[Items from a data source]
--*--

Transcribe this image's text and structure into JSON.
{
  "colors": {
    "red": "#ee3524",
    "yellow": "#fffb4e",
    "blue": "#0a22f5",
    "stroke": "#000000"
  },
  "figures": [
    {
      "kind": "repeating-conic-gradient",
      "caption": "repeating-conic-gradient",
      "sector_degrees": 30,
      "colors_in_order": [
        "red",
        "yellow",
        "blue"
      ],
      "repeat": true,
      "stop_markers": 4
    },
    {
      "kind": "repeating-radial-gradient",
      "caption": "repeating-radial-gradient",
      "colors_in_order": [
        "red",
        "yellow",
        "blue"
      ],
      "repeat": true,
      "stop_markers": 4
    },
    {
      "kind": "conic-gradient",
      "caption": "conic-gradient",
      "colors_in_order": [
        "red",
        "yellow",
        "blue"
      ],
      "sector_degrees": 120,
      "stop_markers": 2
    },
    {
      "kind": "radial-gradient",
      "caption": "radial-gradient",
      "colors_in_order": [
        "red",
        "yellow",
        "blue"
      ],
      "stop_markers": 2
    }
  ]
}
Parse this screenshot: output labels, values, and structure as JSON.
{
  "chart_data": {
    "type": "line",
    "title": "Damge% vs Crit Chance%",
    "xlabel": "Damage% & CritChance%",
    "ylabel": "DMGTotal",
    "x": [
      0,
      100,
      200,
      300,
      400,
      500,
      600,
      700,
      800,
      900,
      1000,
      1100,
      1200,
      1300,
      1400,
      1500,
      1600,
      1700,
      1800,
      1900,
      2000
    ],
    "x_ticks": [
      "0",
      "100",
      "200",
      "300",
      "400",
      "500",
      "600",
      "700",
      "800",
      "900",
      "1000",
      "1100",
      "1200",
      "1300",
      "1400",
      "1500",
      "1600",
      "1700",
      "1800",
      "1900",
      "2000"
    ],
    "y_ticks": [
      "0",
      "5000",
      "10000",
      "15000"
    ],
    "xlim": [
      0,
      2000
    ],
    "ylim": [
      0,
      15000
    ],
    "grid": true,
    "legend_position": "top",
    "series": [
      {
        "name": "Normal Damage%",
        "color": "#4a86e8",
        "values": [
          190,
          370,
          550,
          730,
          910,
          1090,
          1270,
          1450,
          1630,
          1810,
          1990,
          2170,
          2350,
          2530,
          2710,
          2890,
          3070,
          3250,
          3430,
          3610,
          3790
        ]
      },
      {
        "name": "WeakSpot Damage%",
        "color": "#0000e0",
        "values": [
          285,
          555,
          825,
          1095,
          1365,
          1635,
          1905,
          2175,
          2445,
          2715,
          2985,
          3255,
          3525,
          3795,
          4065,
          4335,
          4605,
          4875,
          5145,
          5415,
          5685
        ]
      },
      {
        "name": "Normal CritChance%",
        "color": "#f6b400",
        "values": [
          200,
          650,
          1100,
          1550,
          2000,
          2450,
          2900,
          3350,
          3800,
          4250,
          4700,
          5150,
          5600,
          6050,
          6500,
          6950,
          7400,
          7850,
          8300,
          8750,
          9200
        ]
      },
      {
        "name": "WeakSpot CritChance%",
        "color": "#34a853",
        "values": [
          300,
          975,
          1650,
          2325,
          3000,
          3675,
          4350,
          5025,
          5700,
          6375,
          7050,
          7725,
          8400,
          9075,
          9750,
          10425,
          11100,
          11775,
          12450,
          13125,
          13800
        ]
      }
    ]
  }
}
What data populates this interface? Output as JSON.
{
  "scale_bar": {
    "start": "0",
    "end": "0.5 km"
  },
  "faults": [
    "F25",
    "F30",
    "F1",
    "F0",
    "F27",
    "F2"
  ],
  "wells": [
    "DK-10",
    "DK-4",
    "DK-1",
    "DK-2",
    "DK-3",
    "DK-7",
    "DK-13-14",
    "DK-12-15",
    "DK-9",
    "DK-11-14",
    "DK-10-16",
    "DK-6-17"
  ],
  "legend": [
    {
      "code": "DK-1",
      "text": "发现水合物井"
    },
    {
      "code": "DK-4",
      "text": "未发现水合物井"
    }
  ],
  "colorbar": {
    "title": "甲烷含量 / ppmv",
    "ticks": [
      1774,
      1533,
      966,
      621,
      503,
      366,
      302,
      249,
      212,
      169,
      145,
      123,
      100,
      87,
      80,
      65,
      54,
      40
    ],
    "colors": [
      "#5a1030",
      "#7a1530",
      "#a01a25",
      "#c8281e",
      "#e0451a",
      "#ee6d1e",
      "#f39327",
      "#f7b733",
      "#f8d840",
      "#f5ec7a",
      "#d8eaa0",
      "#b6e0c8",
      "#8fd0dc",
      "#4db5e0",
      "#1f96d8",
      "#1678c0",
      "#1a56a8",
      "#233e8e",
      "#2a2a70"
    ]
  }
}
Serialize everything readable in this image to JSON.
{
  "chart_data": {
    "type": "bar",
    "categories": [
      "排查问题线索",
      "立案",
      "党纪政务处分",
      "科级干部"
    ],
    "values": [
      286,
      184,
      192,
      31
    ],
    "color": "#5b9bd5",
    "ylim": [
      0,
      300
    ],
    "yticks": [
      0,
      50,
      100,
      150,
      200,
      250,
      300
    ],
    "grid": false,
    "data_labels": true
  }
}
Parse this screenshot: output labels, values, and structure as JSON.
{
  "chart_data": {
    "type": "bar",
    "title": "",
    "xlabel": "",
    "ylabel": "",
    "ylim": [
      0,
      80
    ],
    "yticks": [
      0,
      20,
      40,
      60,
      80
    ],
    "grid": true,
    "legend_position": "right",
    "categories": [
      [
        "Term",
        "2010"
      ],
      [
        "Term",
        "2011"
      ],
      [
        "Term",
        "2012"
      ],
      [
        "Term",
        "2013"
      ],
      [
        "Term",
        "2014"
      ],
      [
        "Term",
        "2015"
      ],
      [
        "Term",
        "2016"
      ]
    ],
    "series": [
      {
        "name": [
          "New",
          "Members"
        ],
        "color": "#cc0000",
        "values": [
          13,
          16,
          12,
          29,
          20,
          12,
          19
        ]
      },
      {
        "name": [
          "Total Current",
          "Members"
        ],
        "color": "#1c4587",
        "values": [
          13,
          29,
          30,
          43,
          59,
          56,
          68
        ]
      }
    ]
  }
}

--*--

Brief:
Lines holding the word "WeakSpot" in the entries above are the ones to pull out. Copy them all.

Finished exercise:
        "name": "WeakSpot Damage%",
        "name": "WeakSpot CritChance%",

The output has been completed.